» DATA IN THIS EXERCISE:
+===+

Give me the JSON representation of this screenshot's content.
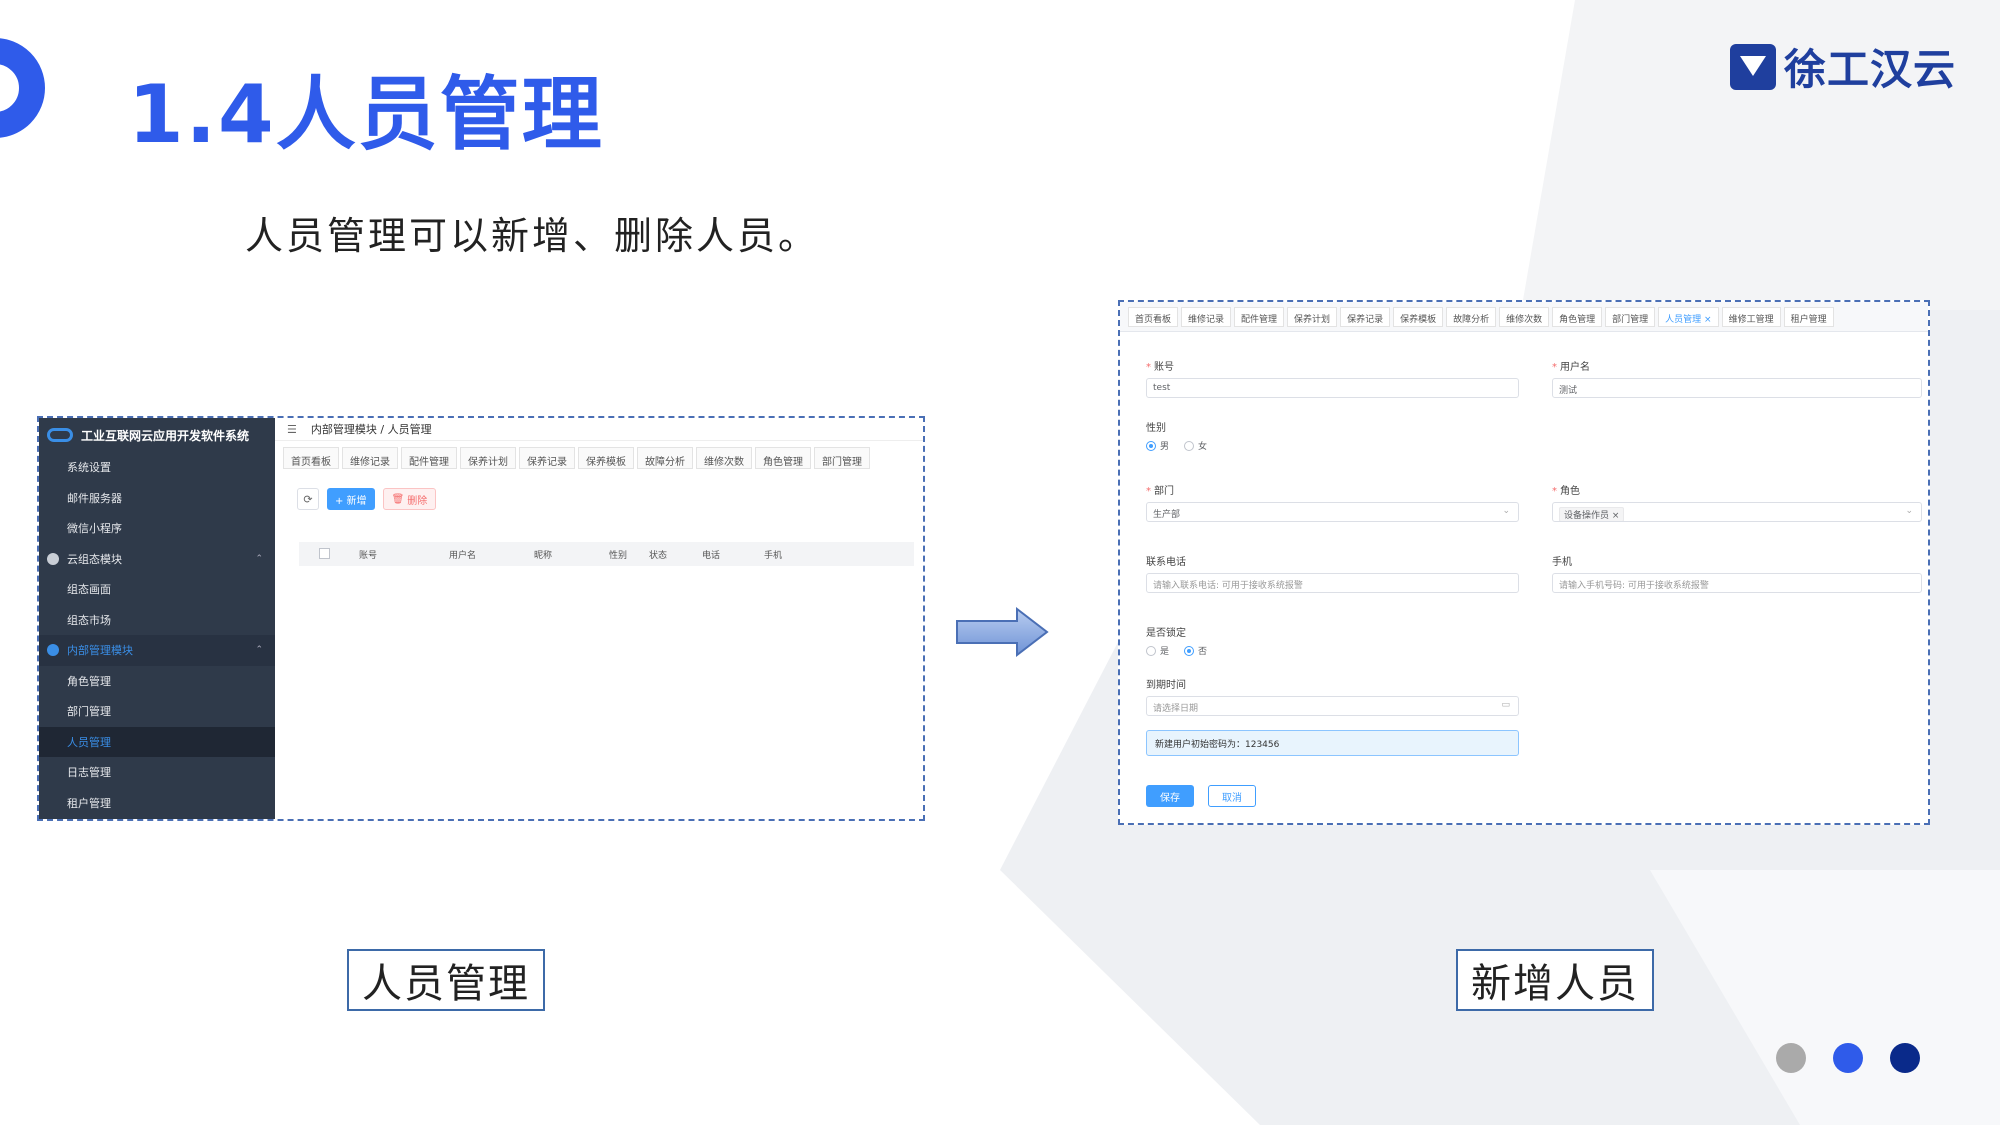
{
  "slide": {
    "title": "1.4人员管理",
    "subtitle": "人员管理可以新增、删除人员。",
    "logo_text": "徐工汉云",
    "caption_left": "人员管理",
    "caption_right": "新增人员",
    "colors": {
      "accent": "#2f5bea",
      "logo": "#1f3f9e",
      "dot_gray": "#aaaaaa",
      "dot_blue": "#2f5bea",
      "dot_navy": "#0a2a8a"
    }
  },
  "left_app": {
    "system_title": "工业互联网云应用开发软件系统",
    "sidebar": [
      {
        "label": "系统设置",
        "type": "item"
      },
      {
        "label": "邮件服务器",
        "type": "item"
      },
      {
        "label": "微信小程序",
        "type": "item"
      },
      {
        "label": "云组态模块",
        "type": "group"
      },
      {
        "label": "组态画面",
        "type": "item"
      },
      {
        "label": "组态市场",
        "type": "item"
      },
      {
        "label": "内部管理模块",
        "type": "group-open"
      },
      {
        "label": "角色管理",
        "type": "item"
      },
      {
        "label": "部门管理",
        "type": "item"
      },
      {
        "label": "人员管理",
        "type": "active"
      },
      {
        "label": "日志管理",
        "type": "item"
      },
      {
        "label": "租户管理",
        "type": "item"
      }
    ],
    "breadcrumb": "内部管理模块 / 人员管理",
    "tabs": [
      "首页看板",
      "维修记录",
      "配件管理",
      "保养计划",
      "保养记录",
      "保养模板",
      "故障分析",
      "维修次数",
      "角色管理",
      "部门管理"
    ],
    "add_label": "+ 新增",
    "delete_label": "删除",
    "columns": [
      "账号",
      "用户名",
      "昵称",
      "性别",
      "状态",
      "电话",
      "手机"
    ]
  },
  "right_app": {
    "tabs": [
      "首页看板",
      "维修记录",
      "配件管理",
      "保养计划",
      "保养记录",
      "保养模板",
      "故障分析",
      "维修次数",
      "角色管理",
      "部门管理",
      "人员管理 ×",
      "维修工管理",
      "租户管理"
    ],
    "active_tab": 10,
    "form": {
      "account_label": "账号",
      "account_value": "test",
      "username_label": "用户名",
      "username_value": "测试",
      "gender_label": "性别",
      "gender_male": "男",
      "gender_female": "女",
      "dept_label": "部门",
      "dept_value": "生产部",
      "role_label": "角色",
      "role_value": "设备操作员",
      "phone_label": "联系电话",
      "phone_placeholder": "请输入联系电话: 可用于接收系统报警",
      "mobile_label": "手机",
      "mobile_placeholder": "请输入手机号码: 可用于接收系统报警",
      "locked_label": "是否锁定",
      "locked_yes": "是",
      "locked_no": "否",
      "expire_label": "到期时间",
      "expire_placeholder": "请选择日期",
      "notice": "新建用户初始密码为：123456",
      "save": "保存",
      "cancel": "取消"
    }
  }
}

+===+

» EXERCISE: Pictures are not part of the copy; output everything else in the records exactly.

» FINISHED EXERCISE:
Give me the JSON representation of this screenshot's content.
{
  "slide": {
    "title": "1.4人员管理",
    "subtitle": "人员管理可以新增、删除人员。",
    "logo_text": "徐工汉云",
    "caption_left": "人员管理",
    "caption_right": "新增人员",
    "colors": {
      "accent": "#2f5bea",
      "logo": "#1f3f9e",
      "dot_gray": "#aaaaaa",
      "dot_blue": "#2f5bea",
      "dot_navy": "#0a2a8a"
    }
  },
  "left_app": {
    "system_title": "工业互联网云应用开发软件系统",
    "sidebar": [
      {
        "label": "系统设置",
        "type": "item"
      },
      {
        "label": "邮件服务器",
        "type": "item"
      },
      {
        "label": "微信小程序",
        "type": "item"
      },
      {
        "label": "云组态模块",
        "type": "group"
      },
      {
        "label": "组态画面",
        "type": "item"
      },
      {
        "label": "组态市场",
        "type": "item"
      },
      {
        "label": "内部管理模块",
        "type": "group-open"
      },
      {
        "label": "角色管理",
        "type": "item"
      },
      {
        "label": "部门管理",
        "type": "item"
      },
      {
        "label": "人员管理",
        "type": "active"
      },
      {
        "label": "日志管理",
        "type": "item"
      },
      {
        "label": "租户管理",
        "type": "item"
      }
    ],
    "breadcrumb": "内部管理模块 / 人员管理",
    "tabs": [
      "首页看板",
      "维修记录",
      "配件管理",
      "保养计划",
      "保养记录",
      "保养模板",
      "故障分析",
      "维修次数",
      "角色管理",
      "部门管理"
    ],
    "add_label": "+ 新增",
    "delete_label": "删除",
    "columns": [
      "账号",
      "用户名",
      "昵称",
      "性别",
      "状态",
      "电话",
      "手机"
    ]
  },
  "right_app": {
    "tabs": [
      "首页看板",
      "维修记录",
      "配件管理",
      "保养计划",
      "保养记录",
      "保养模板",
      "故障分析",
      "维修次数",
      "角色管理",
      "部门管理",
      "人员管理 ×",
      "维修工管理",
      "租户管理"
    ],
    "active_tab": 10,
    "form": {
      "account_label": "账号",
      "account_value": "test",
      "username_label": "用户名",
      "username_value": "测试",
      "gender_label": "性别",
      "gender_male": "男",
      "gender_female": "女",
      "dept_label": "部门",
      "dept_value": "生产部",
      "role_label": "角色",
      "role_value": "设备操作员",
      "phone_label": "联系电话",
      "phone_placeholder": "请输入联系电话: 可用于接收系统报警",
      "mobile_label": "手机",
      "mobile_placeholder": "请输入手机号码: 可用于接收系统报警",
      "locked_label": "是否锁定",
      "locked_yes": "是",
      "locked_no": "否",
      "expire_label": "到期时间",
      "expire_placeholder": "请选择日期",
      "notice": "新建用户初始密码为：123456",
      "save": "保存",
      "cancel": "取消"
    }
  }
}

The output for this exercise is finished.